# Task instructions
Write out all of the entries exactly as given.

# Available data
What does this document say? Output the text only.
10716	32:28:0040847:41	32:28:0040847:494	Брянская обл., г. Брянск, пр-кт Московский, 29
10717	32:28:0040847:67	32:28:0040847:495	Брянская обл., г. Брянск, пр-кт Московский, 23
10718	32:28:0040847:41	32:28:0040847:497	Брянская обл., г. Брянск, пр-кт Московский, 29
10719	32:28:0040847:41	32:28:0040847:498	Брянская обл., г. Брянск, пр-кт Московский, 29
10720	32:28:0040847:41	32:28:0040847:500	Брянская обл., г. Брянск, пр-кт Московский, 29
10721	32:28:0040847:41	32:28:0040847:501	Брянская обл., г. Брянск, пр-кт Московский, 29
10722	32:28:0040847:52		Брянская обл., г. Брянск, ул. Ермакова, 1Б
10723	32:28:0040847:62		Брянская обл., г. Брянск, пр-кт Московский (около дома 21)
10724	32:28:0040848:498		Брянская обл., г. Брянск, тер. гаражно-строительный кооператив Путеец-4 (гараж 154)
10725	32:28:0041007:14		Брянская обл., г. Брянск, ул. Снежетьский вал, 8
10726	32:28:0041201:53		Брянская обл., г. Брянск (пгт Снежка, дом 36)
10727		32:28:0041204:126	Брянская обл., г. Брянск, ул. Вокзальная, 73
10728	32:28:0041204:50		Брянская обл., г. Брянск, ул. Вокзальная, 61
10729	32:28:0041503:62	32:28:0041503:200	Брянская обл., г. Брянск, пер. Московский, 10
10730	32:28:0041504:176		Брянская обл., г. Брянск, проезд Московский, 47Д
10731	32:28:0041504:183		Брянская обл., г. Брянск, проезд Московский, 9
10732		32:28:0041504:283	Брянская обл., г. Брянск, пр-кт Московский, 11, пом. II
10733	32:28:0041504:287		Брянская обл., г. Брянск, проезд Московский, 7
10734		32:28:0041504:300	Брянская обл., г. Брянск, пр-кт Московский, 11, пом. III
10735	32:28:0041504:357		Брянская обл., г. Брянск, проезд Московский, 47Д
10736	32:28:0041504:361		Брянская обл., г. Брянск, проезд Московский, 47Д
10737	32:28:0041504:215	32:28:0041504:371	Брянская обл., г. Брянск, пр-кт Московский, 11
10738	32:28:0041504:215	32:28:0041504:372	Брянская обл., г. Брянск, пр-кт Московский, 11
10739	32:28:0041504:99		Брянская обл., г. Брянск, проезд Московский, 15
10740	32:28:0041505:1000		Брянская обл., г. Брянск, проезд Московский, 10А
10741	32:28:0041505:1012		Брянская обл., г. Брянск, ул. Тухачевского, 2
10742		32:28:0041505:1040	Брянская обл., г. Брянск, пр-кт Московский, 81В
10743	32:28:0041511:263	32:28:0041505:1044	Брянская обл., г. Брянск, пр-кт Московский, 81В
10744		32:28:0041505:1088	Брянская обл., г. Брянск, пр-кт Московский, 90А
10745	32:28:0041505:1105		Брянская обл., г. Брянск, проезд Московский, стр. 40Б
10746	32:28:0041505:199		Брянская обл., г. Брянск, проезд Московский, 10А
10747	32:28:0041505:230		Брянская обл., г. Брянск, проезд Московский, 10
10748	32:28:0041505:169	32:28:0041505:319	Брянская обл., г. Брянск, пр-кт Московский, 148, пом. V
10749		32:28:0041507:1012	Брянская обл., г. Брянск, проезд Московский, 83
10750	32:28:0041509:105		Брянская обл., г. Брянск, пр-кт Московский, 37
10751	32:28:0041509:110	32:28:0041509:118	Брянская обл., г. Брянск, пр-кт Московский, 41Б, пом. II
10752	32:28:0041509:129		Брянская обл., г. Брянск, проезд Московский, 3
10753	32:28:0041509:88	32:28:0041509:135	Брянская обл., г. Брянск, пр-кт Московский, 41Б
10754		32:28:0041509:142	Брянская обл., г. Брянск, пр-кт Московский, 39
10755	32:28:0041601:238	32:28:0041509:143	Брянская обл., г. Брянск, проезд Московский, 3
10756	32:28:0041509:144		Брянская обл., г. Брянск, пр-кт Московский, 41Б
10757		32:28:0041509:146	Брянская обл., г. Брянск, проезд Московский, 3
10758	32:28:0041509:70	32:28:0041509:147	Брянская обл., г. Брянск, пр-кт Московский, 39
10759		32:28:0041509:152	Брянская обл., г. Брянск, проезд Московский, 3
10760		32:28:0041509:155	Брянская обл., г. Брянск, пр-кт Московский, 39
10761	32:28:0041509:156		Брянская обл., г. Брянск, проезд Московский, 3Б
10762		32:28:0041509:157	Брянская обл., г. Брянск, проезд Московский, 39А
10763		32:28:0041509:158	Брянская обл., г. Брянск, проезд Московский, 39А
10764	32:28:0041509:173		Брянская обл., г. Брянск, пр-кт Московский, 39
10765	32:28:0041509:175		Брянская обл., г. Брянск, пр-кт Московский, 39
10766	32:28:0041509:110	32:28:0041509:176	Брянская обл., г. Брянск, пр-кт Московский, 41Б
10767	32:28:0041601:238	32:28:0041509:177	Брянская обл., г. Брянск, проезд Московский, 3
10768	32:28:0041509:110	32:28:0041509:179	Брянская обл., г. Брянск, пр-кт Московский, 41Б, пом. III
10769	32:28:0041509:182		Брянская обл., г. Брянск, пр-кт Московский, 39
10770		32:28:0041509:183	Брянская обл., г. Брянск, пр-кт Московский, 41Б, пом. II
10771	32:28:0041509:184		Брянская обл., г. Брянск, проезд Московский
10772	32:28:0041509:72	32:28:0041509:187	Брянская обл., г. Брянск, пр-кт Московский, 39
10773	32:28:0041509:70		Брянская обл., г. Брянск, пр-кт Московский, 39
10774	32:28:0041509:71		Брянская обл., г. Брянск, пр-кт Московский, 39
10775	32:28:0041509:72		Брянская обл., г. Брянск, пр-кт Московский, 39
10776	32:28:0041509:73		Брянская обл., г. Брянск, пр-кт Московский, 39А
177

# Exercise solution
What does this document say? Output the text only.
10716	32:28:0040847:41	32:28:0040847:494	Брянская обл., г. Брянск, пр-кт Московский, 29
10717	32:28:0040847:67	32:28:0040847:495	Брянская обл., г. Брянск, пр-кт Московский, 23
10718	32:28:0040847:41	32:28:0040847:497	Брянская обл., г. Брянск, пр-кт Московский, 29
10719	32:28:0040847:41	32:28:0040847:498	Брянская обл., г. Брянск, пр-кт Московский, 29
10720	32:28:0040847:41	32:28:0040847:500	Брянская обл., г. Брянск, пр-кт Московский, 29
10721	32:28:0040847:41	32:28:0040847:501	Брянская обл., г. Брянск, пр-кт Московский, 29
10722	32:28:0040847:52		Брянская обл., г. Брянск, ул. Ермакова, 1Б
10723	32:28:0040847:62		Брянская обл., г. Брянск, пр-кт Московский (около дома 21)
10724	32:28:0040848:498		Брянская обл., г. Брянск, тер. гаражно-строительный кооператив Путеец-4 (гараж 154)
10725	32:28:0041007:14		Брянская обл., г. Брянск, ул. Снежетьский вал, 8
10726	32:28:0041201:53		Брянская обл., г. Брянск (пгт Снежка, дом 36)
10727		32:28:0041204:126	Брянская обл., г. Брянск, ул. Вокзальная, 73
10728	32:28:0041204:50		Брянская обл., г. Брянск, ул. Вокзальная, 61
10729	32:28:0041503:62	32:28:0041503:200	Брянская обл., г. Брянск, пер. Московский, 10
10730	32:28:0041504:176		Брянская обл., г. Брянск, проезд Московский, 47Д
10731	32:28:0041504:183		Брянская обл., г. Брянск, проезд Московский, 9
10732		32:28:0041504:283	Брянская обл., г. Брянск, пр-кт Московский, 11, пом. II
10733	32:28:0041504:287		Брянская обл., г. Брянск, проезд Московский, 7
10734		32:28:0041504:300	Брянская обл., г. Брянск, пр-кт Московский, 11, пом. III
10735	32:28:0041504:357		Брянская обл., г. Брянск, проезд Московский, 47Д
10736	32:28:0041504:361		Брянская обл., г. Брянск, проезд Московский, 47Д
10737	32:28:0041504:215	32:28:0041504:371	Брянская обл., г. Брянск, пр-кт Московский, 11
10738	32:28:0041504:215	32:28:0041504:372	Брянская обл., г. Брянск, пр-кт Московский, 11
10739	32:28:0041504:99		Брянская обл., г. Брянск, проезд Московский, 15
10740	32:28:0041505:1000		Брянская обл., г. Брянск, проезд Московский, 10А
10741	32:28:0041505:1012		Брянская обл., г. Брянск, ул. Тухачевского, 2
10742		32:28:0041505:1040	Брянская обл., г. Брянск, пр-кт Московский, 81В
10743	32:28:0041511:263	32:28:0041505:1044	Брянская обл., г. Брянск, пр-кт Московский, 81В
10744		32:28:0041505:1088	Брянская обл., г. Брянск, пр-кт Московский, 90А
10745	32:28:0041505:1105		Брянская обл., г. Брянск, проезд Московский, стр. 40Б
10746	32:28:0041505:199		Брянская обл., г. Брянск, проезд Московский, 10А
10747	32:28:0041505:230		Брянская обл., г. Брянск, проезд Московский, 10
10748	32:28:0041505:169	32:28:0041505:319	Брянская обл., г. Брянск, пр-кт Московский, 148, пом. V
10749		32:28:0041507:1012	Брянская обл., г. Брянск, проезд Московский, 83
10750	32:28:0041509:105		Брянская обл., г. Брянск, пр-кт Московский, 37
10751	32:28:0041509:110	32:28:0041509:118	Брянская обл., г. Брянск, пр-кт Московский, 41Б, пом. II
10752	32:28:0041509:129		Брянская обл., г. Брянск, проезд Московский, 3
10753	32:28:0041509:88	32:28:0041509:135	Брянская обл., г. Брянск, пр-кт Московский, 41Б
10754		32:28:0041509:142	Брянская обл., г. Брянск, пр-кт Московский, 39
10755	32:28:0041601:238	32:28:0041509:143	Брянская обл., г. Брянск, проезд Московский, 3
10756	32:28:0041509:144		Брянская обл., г. Брянск, пр-кт Московский, 41Б
10757		32:28:0041509:146	Брянская обл., г. Брянск, проезд Московский, 3
10758	32:28:0041509:70	32:28:0041509:147	Брянская обл., г. Брянск, пр-кт Московский, 39
10759		32:28:0041509:152	Брянская обл., г. Брянск, проезд Московский, 3
10760		32:28:0041509:155	Брянская обл., г. Брянск, пр-кт Московский, 39
10761	32:28:0041509:156		Брянская обл., г. Брянск, проезд Московский, 3Б
10762		32:28:0041509:157	Брянская обл., г. Брянск, проезд Московский, 39А
10763		32:28:0041509:158	Брянская обл., г. Брянск, проезд Московский, 39А
10764	32:28:0041509:173		Брянская обл., г. Брянск, пр-кт Московский, 39
10765	32:28:0041509:175		Брянская обл., г. Брянск, пр-кт Московский, 39
10766	32:28:0041509:110	32:28:0041509:176	Брянская обл., г. Брянск, пр-кт Московский, 41Б
10767	32:28:0041601:238	32:28:0041509:177	Брянская обл., г. Брянск, проезд Московский, 3
10768	32:28:0041509:110	32:28:0041509:179	Брянская обл., г. Брянск, пр-кт Московский, 41Б, пом. III
10769	32:28:0041509:182		Брянская обл., г. Брянск, пр-кт Московский, 39
10770		32:28:0041509:183	Брянская обл., г. Брянск, пр-кт Московский, 41Б, пом. II
10771	32:28:0041509:184		Брянская обл., г. Брянск, проезд Московский
10772	32:28:0041509:72	32:28:0041509:187	Брянская обл., г. Брянск, пр-кт Московский, 39
10773	32:28:0041509:70		Брянская обл., г. Брянск, пр-кт Московский, 39
10774	32:28:0041509:71		Брянская обл., г. Брянск, пр-кт Московский, 39
10775	32:28:0041509:72		Брянская обл., г. Брянск, пр-кт Московский, 39
10776	32:28:0041509:73		Брянская обл., г. Брянск, пр-кт Московский, 39А
177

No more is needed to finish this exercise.